====== Given data ======

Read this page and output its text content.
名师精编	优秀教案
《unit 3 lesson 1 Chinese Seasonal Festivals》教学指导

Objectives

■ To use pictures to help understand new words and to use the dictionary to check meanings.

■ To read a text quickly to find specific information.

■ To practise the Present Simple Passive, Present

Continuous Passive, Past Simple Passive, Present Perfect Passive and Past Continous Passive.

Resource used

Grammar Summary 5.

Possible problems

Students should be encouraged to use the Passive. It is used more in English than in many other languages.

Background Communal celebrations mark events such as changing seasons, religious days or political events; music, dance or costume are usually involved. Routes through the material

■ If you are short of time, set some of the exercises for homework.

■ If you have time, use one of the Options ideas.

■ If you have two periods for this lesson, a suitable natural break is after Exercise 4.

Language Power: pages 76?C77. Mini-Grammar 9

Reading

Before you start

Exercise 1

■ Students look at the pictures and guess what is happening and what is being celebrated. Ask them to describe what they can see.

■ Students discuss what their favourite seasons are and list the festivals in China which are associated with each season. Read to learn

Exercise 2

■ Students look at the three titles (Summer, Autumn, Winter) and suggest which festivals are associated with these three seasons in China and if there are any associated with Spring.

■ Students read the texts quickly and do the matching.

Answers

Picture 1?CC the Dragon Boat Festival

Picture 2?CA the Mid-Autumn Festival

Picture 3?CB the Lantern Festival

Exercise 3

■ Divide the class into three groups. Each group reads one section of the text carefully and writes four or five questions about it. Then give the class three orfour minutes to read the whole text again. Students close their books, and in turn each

======

Stated problem: Of all the lines in the material above, how many contain the word "pictures"? Give only the count.

Result of the task: 2